Skip to main content
The Raptor RAG node builds a hierarchical tree of documents by organizing them into multiple levels through clustering and automatic summarization. Lower levels contain the original document chunks, while upper levels contain summaries that capture main themes. During search, the node navigates through the tree combining detailed information and general context for more comprehensive answers. Raptor RAG node overview

Overview

Raptor RAG (Recursive Abstractive Processing for Tree-Organized Retrieval) creates a multi-level representation of your documents:
  1. Level 0 (Leaves) — Original document chunks with full detail
  2. Higher Levels — Progressively summarized clusters of related content
  3. Tree Navigation — Searches traverse from summaries down to specific details
This hierarchical approach provides:
  • Better context — Summaries capture themes that individual chunks might miss
  • Multi-granularity retrieval — Combines high-level understanding with specific details
  • Improved coherence — Related information is grouped together through clustering

When to Use Raptor RAG

Choose Raptor RAG when:
  • Documents cover multiple related topics that benefit from summarization
  • Questions require both high-level understanding and specific details
  • You need to understand relationships between document sections
  • Document collections are large and benefit from hierarchical organization
Consider alternatives when:
  • Documents are simple and don’t need hierarchical summarization
  • You need faster processing (Raptor RAG requires more computation)
  • Questions only need specific facts without broader context

Configuration Options

Double-click the Raptor RAG node to open settings: Raptor RAG settings

Top K

Number of results to return per query (1-100).
ValueUse Case
3-5Focused answers with key information
6-10Balanced coverage for most questions
10+Comprehensive retrieval for complex topics

Max Level

Maximum depth of the hierarchical tree (1-10).

• • • •

• _SET OF TASKS_
(A) In the Raptor RAG documentation, what do the Level 0 (leaf) nodes of the tree contain?
(B) Extend the Raptor RAG documentation past its final line on the Max Level setting.

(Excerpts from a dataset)
• • • •

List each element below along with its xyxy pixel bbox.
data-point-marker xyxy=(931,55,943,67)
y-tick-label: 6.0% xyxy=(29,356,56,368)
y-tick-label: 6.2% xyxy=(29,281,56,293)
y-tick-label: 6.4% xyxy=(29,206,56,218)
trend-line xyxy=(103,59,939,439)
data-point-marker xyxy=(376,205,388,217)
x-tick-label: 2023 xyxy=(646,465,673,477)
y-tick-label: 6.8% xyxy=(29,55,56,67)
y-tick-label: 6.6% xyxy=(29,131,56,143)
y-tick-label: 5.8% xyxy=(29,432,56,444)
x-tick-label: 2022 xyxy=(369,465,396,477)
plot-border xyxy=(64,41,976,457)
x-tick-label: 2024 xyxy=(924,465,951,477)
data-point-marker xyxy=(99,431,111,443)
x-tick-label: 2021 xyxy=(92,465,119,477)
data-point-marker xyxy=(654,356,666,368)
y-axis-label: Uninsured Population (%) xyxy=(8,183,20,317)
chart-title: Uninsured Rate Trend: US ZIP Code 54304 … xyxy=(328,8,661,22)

• • • •

• _RESPONSES PER TASK_
(A) Original document chunks with full detail.

(B)
ValueDescription
2-3Shallow tree, faster processing, less summarization
4-5Balanced depth for most document collections
6+Deep tree for large collections with many sub-topics
Higher max levels require more processing time as the system must cluster and summarize at each level.

Add Metadata

When enabled, includes document metadata (file name, page number, etc.) in the chunk content. This helps the LLM understand the source context when generating responses.

Add Page Annotation

Includes page-level annotations in chunk content. Only works with documents parsed using the Graphor method.

Add Document Annotation

Includes document-level annotations in chunk content. Only works with documents parsed using the Graphor method.
Enable annotations when your documents were parsed with the Graphor method to leverage rich structural information in retrieval.

How Raptor RAG Works

Tree Building Phase

  1. Chunking — Documents are split into chunks (Level 0)
  2. Embedding — Each chunk is converted to a vector
  3. Clustering — Similar chunks are grouped together
  4. Summarization — Each cluster is summarized by an LLM
  5. Repeat — Summaries become the next level, process repeats up to Max Level

Retrieval Phase

  1. Query — User question is embedded
  2. Top-down Search — Starts at the highest level (summaries)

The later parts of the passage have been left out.